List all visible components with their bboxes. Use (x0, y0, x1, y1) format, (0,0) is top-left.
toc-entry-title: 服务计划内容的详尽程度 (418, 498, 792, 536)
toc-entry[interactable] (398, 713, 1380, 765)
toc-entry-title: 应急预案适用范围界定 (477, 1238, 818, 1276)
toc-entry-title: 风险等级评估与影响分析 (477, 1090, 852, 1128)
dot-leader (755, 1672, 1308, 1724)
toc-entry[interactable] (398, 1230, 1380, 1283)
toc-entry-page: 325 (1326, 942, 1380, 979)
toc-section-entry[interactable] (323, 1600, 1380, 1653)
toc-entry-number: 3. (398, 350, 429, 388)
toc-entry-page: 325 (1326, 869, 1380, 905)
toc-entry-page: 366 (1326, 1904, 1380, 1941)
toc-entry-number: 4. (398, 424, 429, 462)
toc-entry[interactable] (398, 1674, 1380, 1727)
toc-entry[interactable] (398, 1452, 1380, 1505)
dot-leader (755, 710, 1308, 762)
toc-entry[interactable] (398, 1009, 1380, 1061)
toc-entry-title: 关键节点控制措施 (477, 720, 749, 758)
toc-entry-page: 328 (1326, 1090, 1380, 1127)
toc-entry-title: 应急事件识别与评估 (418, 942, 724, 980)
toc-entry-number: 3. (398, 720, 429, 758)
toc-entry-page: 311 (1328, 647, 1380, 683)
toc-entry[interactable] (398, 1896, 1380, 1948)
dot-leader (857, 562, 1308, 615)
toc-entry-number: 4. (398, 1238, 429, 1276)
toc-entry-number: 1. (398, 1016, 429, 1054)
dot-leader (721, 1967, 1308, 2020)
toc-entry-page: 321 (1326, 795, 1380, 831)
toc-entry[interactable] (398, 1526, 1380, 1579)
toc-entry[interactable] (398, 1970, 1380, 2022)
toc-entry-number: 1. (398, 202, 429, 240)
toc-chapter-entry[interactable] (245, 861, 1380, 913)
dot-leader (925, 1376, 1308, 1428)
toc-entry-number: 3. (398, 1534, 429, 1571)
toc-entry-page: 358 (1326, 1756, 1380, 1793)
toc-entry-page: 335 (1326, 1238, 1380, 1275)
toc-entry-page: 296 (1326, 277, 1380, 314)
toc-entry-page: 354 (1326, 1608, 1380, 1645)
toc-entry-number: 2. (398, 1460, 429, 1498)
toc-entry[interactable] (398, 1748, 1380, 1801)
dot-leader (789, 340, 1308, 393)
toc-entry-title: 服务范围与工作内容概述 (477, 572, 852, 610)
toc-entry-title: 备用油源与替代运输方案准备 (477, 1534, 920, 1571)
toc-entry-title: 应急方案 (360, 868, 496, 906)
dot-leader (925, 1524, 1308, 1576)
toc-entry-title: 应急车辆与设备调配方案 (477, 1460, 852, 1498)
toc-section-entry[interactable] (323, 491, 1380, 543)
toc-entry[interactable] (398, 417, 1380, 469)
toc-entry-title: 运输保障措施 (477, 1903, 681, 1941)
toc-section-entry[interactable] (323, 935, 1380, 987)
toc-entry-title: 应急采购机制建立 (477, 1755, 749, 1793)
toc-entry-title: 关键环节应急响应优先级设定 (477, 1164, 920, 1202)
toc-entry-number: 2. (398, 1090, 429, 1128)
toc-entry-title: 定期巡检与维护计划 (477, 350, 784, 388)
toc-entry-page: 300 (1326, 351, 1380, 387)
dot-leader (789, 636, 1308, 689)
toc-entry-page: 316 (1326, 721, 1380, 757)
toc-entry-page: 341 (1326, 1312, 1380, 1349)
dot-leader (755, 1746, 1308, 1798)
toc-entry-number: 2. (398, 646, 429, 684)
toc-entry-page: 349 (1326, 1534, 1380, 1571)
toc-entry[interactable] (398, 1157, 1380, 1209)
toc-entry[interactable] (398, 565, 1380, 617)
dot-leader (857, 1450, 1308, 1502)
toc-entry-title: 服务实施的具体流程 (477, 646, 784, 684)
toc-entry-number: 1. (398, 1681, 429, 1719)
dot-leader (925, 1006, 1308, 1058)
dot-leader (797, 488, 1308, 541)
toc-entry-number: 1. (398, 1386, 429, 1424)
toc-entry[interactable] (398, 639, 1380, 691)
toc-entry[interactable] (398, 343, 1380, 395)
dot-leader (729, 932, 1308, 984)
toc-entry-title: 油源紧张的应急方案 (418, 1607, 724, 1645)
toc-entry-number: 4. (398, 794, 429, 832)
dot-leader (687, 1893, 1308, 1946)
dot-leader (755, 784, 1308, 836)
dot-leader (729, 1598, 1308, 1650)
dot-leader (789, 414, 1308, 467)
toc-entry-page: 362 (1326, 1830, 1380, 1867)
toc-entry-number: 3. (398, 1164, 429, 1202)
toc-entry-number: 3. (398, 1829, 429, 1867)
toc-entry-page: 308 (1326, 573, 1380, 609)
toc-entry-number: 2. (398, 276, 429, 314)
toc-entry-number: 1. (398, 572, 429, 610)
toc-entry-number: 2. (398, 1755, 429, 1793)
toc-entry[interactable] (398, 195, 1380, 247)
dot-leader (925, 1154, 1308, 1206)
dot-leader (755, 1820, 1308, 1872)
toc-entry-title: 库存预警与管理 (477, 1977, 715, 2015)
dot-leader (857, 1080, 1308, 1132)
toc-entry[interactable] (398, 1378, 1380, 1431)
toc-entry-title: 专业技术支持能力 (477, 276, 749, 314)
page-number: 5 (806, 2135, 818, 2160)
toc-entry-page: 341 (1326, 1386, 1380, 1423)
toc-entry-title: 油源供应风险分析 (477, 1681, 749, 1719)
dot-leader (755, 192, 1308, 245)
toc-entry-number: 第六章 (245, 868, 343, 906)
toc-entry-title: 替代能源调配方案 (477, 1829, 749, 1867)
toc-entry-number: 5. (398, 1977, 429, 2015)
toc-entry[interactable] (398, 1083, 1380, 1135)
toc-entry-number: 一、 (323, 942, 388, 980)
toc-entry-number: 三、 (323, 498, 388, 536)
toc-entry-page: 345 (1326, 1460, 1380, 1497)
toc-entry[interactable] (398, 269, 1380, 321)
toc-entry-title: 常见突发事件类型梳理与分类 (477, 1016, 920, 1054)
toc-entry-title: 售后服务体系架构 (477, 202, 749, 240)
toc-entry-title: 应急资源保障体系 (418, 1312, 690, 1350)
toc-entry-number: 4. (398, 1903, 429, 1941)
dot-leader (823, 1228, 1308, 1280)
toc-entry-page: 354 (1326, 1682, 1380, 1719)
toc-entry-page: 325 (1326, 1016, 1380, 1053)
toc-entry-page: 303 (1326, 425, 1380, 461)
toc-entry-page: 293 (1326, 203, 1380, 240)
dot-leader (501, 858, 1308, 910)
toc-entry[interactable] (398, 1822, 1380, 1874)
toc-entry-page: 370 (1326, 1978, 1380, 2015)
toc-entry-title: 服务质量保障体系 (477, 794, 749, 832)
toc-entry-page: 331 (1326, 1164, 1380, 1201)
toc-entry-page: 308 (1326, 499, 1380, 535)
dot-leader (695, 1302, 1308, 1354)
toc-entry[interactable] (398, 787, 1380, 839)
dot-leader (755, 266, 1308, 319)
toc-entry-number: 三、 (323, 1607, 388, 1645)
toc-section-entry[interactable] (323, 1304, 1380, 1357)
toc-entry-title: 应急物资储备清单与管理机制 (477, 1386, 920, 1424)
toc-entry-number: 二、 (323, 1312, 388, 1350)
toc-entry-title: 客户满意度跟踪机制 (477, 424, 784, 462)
□ □ □ □ □
#### [Instructions to follow]
Print all the rows above verbatim, with no changes.

#### [Response to this task]
List all visible components with their bboxes. Use (x0, y0, x1, y1) format, (0,0) is top-left.
toc-entry-title: 服务计划内容的详尽程度 (418, 498, 792, 536)
toc-entry[interactable] (398, 713, 1380, 765)
toc-entry-title: 应急预案适用范围界定 (477, 1238, 818, 1276)
toc-entry-title: 风险等级评估与影响分析 (477, 1090, 852, 1128)
dot-leader (755, 1672, 1308, 1724)
toc-entry[interactable] (398, 1230, 1380, 1283)
toc-entry-page: 325 (1326, 942, 1380, 979)
toc-section-entry[interactable] (323, 1600, 1380, 1653)
toc-entry-number: 3. (398, 350, 429, 388)
toc-entry-page: 325 (1326, 869, 1380, 905)
toc-entry-page: 366 (1326, 1904, 1380, 1941)
toc-entry-number: 4. (398, 424, 429, 462)
toc-entry[interactable] (398, 1674, 1380, 1727)
toc-entry[interactable] (398, 1452, 1380, 1505)
dot-leader (755, 710, 1308, 762)
toc-entry[interactable] (398, 1009, 1380, 1061)
toc-entry-title: 关键节点控制措施 (477, 720, 749, 758)
toc-entry-page: 328 (1326, 1090, 1380, 1127)
toc-entry-title: 应急事件识别与评估 (418, 942, 724, 980)
toc-entry-number: 3. (398, 720, 429, 758)
toc-entry-page: 311 (1328, 647, 1380, 683)
toc-entry[interactable] (398, 1896, 1380, 1948)
dot-leader (857, 562, 1308, 615)
toc-entry-number: 4. (398, 1238, 429, 1276)
toc-entry-number: 1. (398, 1016, 429, 1054)
dot-leader (721, 1967, 1308, 2020)
toc-entry-page: 321 (1326, 795, 1380, 831)
toc-entry[interactable] (398, 1526, 1380, 1579)
toc-entry[interactable] (398, 1970, 1380, 2022)
toc-entry-number: 1. (398, 202, 429, 240)
toc-chapter-entry[interactable] (245, 861, 1380, 913)
dot-leader (925, 1376, 1308, 1428)
toc-entry-number: 3. (398, 1534, 429, 1571)
toc-entry-page: 358 (1326, 1756, 1380, 1793)
toc-entry-page: 335 (1326, 1238, 1380, 1275)
toc-entry-page: 296 (1326, 277, 1380, 314)
toc-entry-page: 354 (1326, 1608, 1380, 1645)
toc-entry-number: 2. (398, 1460, 429, 1498)
toc-entry[interactable] (398, 1748, 1380, 1801)
dot-leader (789, 340, 1308, 393)
toc-entry-title: 服务范围与工作内容概述 (477, 572, 852, 610)
toc-entry-title: 备用油源与替代运输方案准备 (477, 1534, 920, 1571)
toc-entry-title: 应急方案 (360, 868, 496, 906)
dot-leader (925, 1524, 1308, 1576)
toc-entry-title: 应急车辆与设备调配方案 (477, 1460, 852, 1498)
toc-section-entry[interactable] (323, 491, 1380, 543)
toc-entry[interactable] (398, 417, 1380, 469)
toc-entry-title: 运输保障措施 (477, 1903, 681, 1941)
toc-section-entry[interactable] (323, 935, 1380, 987)
toc-entry-title: 应急采购机制建立 (477, 1755, 749, 1793)
toc-entry-title: 关键环节应急响应优先级设定 (477, 1164, 920, 1202)
toc-entry-number: 2. (398, 1090, 429, 1128)
toc-entry-title: 定期巡检与维护计划 (477, 350, 784, 388)
toc-entry-page: 300 (1326, 351, 1380, 387)
dot-leader (789, 636, 1308, 689)
toc-entry-page: 316 (1326, 721, 1380, 757)
toc-entry-page: 341 (1326, 1312, 1380, 1349)
dot-leader (755, 1746, 1308, 1798)
toc-entry-number: 2. (398, 646, 429, 684)
toc-entry-page: 349 (1326, 1534, 1380, 1571)
toc-entry[interactable] (398, 1157, 1380, 1209)
toc-entry[interactable] (398, 565, 1380, 617)
dot-leader (857, 1450, 1308, 1502)
toc-entry-title: 服务实施的具体流程 (477, 646, 784, 684)
toc-entry-number: 1. (398, 1681, 429, 1719)
dot-leader (925, 1006, 1308, 1058)
dot-leader (797, 488, 1308, 541)
toc-entry-number: 1. (398, 1386, 429, 1424)
toc-entry[interactable] (398, 639, 1380, 691)
toc-entry[interactable] (398, 343, 1380, 395)
dot-leader (729, 932, 1308, 984)
toc-entry-title: 油源紧张的应急方案 (418, 1607, 724, 1645)
toc-entry-number: 4. (398, 794, 429, 832)
dot-leader (687, 1893, 1308, 1946)
dot-leader (755, 784, 1308, 836)
dot-leader (729, 1598, 1308, 1650)
dot-leader (789, 414, 1308, 467)
toc-entry-page: 362 (1326, 1830, 1380, 1867)
toc-entry-number: 3. (398, 1164, 429, 1202)
toc-entry-number: 3. (398, 1829, 429, 1867)
toc-entry-page: 308 (1326, 573, 1380, 609)
toc-entry-number: 2. (398, 276, 429, 314)
toc-entry-number: 1. (398, 572, 429, 610)
toc-entry-number: 2. (398, 1755, 429, 1793)
toc-entry[interactable] (398, 195, 1380, 247)
dot-leader (925, 1154, 1308, 1206)
dot-leader (755, 1820, 1308, 1872)
toc-entry-title: 库存预警与管理 (477, 1977, 715, 2015)
dot-leader (857, 1080, 1308, 1132)
toc-entry[interactable] (398, 1378, 1380, 1431)
toc-entry-title: 专业技术支持能力 (477, 276, 749, 314)
page-number: 5 (806, 2135, 818, 2160)
toc-entry-page: 341 (1326, 1386, 1380, 1423)
toc-entry-title: 油源供应风险分析 (477, 1681, 749, 1719)
dot-leader (755, 192, 1308, 245)
toc-entry-number: 第六章 (245, 868, 343, 906)
toc-entry-title: 替代能源调配方案 (477, 1829, 749, 1867)
toc-entry-number: 5. (398, 1977, 429, 2015)
toc-entry[interactable] (398, 1083, 1380, 1135)
toc-entry-number: 一、 (323, 942, 388, 980)
toc-entry-number: 三、 (323, 498, 388, 536)
toc-entry-page: 345 (1326, 1460, 1380, 1497)
toc-entry[interactable] (398, 269, 1380, 321)
toc-entry-title: 常见突发事件类型梳理与分类 (477, 1016, 920, 1054)
toc-entry-title: 售后服务体系架构 (477, 202, 749, 240)
toc-entry-title: 应急资源保障体系 (418, 1312, 690, 1350)
toc-entry-number: 4. (398, 1903, 429, 1941)
dot-leader (823, 1228, 1308, 1280)
toc-entry-page: 354 (1326, 1682, 1380, 1719)
toc-entry-page: 325 (1326, 1016, 1380, 1053)
toc-entry-page: 303 (1326, 425, 1380, 461)
toc-entry-page: 293 (1326, 203, 1380, 240)
dot-leader (501, 858, 1308, 910)
toc-entry[interactable] (398, 1822, 1380, 1874)
toc-entry-page: 370 (1326, 1978, 1380, 2015)
toc-entry-title: 服务质量保障体系 (477, 794, 749, 832)
toc-entry-page: 331 (1326, 1164, 1380, 1201)
toc-entry-page: 308 (1326, 499, 1380, 535)
dot-leader (695, 1302, 1308, 1354)
toc-entry[interactable] (398, 787, 1380, 839)
dot-leader (755, 266, 1308, 319)
toc-entry-number: 三、 (323, 1607, 388, 1645)
toc-section-entry[interactable] (323, 1304, 1380, 1357)
toc-entry-title: 应急物资储备清单与管理机制 (477, 1386, 920, 1424)
toc-entry-number: 二、 (323, 1312, 388, 1350)
toc-entry-title: 客户满意度跟踪机制 (477, 424, 784, 462)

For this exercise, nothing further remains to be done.